Dataset records:
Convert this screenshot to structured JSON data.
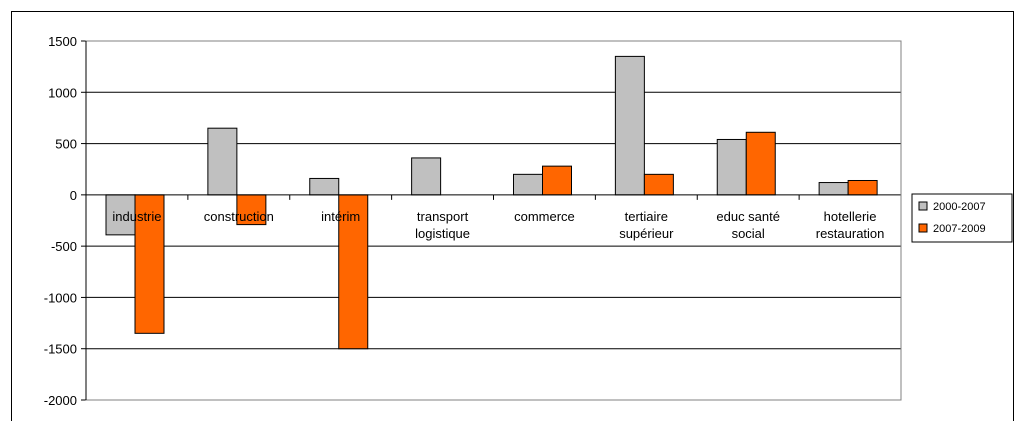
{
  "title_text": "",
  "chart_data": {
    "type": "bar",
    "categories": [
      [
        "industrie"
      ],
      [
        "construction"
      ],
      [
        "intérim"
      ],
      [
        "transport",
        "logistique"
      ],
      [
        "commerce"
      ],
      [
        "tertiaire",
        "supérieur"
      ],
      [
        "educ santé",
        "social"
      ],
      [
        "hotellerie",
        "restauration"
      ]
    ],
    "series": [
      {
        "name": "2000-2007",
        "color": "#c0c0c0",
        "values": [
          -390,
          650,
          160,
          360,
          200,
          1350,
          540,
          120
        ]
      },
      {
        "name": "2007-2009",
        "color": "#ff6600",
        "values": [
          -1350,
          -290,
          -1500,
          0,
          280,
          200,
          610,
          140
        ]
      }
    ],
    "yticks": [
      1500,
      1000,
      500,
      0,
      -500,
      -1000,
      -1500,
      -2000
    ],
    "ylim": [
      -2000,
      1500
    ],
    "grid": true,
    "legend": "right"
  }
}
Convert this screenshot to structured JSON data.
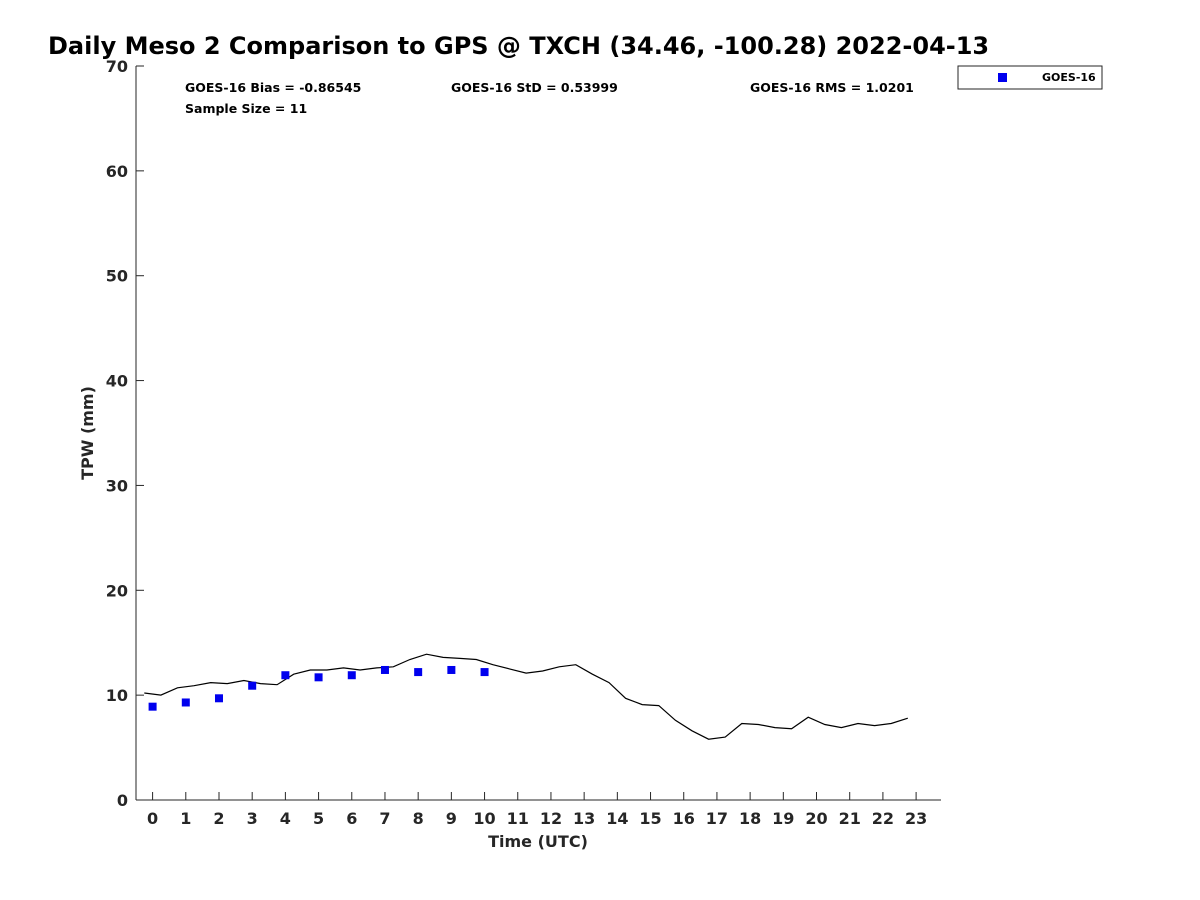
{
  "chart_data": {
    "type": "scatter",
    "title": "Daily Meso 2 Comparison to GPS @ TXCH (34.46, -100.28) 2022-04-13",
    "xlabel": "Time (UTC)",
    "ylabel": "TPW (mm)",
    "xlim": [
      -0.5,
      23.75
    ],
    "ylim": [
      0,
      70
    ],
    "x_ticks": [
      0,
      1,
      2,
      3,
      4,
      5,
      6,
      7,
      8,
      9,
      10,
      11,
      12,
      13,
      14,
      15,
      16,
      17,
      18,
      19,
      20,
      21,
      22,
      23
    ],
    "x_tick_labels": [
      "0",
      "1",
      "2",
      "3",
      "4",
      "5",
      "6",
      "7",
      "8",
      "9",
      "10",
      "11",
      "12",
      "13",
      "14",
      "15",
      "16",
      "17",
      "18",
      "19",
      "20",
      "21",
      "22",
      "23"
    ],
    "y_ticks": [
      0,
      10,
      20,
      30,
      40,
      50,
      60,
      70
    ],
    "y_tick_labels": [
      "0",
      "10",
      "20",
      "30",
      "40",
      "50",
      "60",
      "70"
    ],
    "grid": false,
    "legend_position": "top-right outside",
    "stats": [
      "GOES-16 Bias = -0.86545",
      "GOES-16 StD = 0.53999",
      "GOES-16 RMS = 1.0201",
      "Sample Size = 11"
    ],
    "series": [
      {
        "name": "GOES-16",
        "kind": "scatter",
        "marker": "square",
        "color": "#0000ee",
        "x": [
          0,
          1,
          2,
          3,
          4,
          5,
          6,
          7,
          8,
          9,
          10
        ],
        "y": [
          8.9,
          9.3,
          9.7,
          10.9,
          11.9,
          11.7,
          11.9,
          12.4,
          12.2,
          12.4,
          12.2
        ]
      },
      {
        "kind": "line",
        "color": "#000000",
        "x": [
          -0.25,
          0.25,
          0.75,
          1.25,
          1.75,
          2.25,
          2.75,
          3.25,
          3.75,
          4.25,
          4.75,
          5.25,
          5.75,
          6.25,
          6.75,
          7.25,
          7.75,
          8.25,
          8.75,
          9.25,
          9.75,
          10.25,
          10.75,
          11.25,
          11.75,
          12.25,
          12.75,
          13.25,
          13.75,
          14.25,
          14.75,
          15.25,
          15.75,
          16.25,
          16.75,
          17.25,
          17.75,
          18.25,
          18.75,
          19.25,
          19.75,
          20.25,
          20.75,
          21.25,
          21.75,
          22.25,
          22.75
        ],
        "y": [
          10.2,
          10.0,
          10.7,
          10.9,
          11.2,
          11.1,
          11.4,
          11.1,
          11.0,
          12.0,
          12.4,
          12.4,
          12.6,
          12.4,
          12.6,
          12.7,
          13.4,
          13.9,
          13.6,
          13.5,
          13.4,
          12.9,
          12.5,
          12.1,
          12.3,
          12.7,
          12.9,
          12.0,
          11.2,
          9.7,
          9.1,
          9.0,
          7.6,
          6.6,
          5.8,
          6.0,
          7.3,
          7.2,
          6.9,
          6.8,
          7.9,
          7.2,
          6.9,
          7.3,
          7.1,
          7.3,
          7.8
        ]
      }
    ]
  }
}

Description of the task:
Go back to the records above and write them out exactly, without the pictures.

Solution to the exercise:
Convert this screenshot to structured JSON data.
{
  "title_text": "",
  "chart_data": {
    "type": "bar",
    "categories": [
      [
        "industrie"
      ],
      [
        "construction"
      ],
      [
        "intérim"
      ],
      [
        "transport",
        "logistique"
      ],
      [
        "commerce"
      ],
      [
        "tertiaire",
        "supérieur"
      ],
      [
        "educ santé",
        "social"
      ],
      [
        "hotellerie",
        "restauration"
      ]
    ],
    "series": [
      {
        "name": "2000-2007",
        "color": "#c0c0c0",
        "values": [
          -390,
          650,
          160,
          360,
          200,
          1350,
          540,
          120
        ]
      },
      {
        "name": "2007-2009",
        "color": "#ff6600",
        "values": [
          -1350,
          -290,
          -1500,
          0,
          280,
          200,
          610,
          140
        ]
      }
    ],
    "yticks": [
      1500,
      1000,
      500,
      0,
      -500,
      -1000,
      -1500,
      -2000
    ],
    "ylim": [
      -2000,
      1500
    ],
    "grid": true,
    "legend": "right"
  }
}
Convert this screenshot to structured JSON data.
{
  "chart_data": {
    "type": "scatter",
    "title": "Daily Meso 2 Comparison to GPS @ TXCH (34.46, -100.28) 2022-04-13",
    "xlabel": "Time (UTC)",
    "ylabel": "TPW (mm)",
    "xlim": [
      -0.5,
      23.75
    ],
    "ylim": [
      0,
      70
    ],
    "x_ticks": [
      0,
      1,
      2,
      3,
      4,
      5,
      6,
      7,
      8,
      9,
      10,
      11,
      12,
      13,
      14,
      15,
      16,
      17,
      18,
      19,
      20,
      21,
      22,
      23
    ],
    "x_tick_labels": [
      "0",
      "1",
      "2",
      "3",
      "4",
      "5",
      "6",
      "7",
      "8",
      "9",
      "10",
      "11",
      "12",
      "13",
      "14",
      "15",
      "16",
      "17",
      "18",
      "19",
      "20",
      "21",
      "22",
      "23"
    ],
    "y_ticks": [
      0,
      10,
      20,
      30,
      40,
      50,
      60,
      70
    ],
    "y_tick_labels": [
      "0",
      "10",
      "20",
      "30",
      "40",
      "50",
      "60",
      "70"
    ],
    "grid": false,
    "legend_position": "top-right outside",
    "stats": [
      "GOES-16 Bias = -0.86545",
      "GOES-16 StD = 0.53999",
      "GOES-16 RMS = 1.0201",
      "Sample Size = 11"
    ],
    "series": [
      {
        "name": "GOES-16",
        "kind": "scatter",
        "marker": "square",
        "color": "#0000ee",
        "x": [
          0,
          1,
          2,
          3,
          4,
          5,
          6,
          7,
          8,
          9,
          10
        ],
        "y": [
          8.9,
          9.3,
          9.7,
          10.9,
          11.9,
          11.7,
          11.9,
          12.4,
          12.2,
          12.4,
          12.2
        ]
      },
      {
        "kind": "line",
        "color": "#000000",
        "x": [
          -0.25,
          0.25,
          0.75,
          1.25,
          1.75,
          2.25,
          2.75,
          3.25,
          3.75,
          4.25,
          4.75,
          5.25,
          5.75,
          6.25,
          6.75,
          7.25,
          7.75,
          8.25,
          8.75,
          9.25,
          9.75,
          10.25,
          10.75,
          11.25,
          11.75,
          12.25,
          12.75,
          13.25,
          13.75,
          14.25,
          14.75,
          15.25,
          15.75,
          16.25,
          16.75,
          17.25,
          17.75,
          18.25,
          18.75,
          19.25,
          19.75,
          20.25,
          20.75,
          21.25,
          21.75,
          22.25,
          22.75
        ],
        "y": [
          10.2,
          10.0,
          10.7,
          10.9,
          11.2,
          11.1,
          11.4,
          11.1,
          11.0,
          12.0,
          12.4,
          12.4,
          12.6,
          12.4,
          12.6,
          12.7,
          13.4,
          13.9,
          13.6,
          13.5,
          13.4,
          12.9,
          12.5,
          12.1,
          12.3,
          12.7,
          12.9,
          12.0,
          11.2,
          9.7,
          9.1,
          9.0,
          7.6,
          6.6,
          5.8,
          6.0,
          7.3,
          7.2,
          6.9,
          6.8,
          7.9,
          7.2,
          6.9,
          7.3,
          7.1,
          7.3,
          7.8
        ]
      }
    ]
  }
}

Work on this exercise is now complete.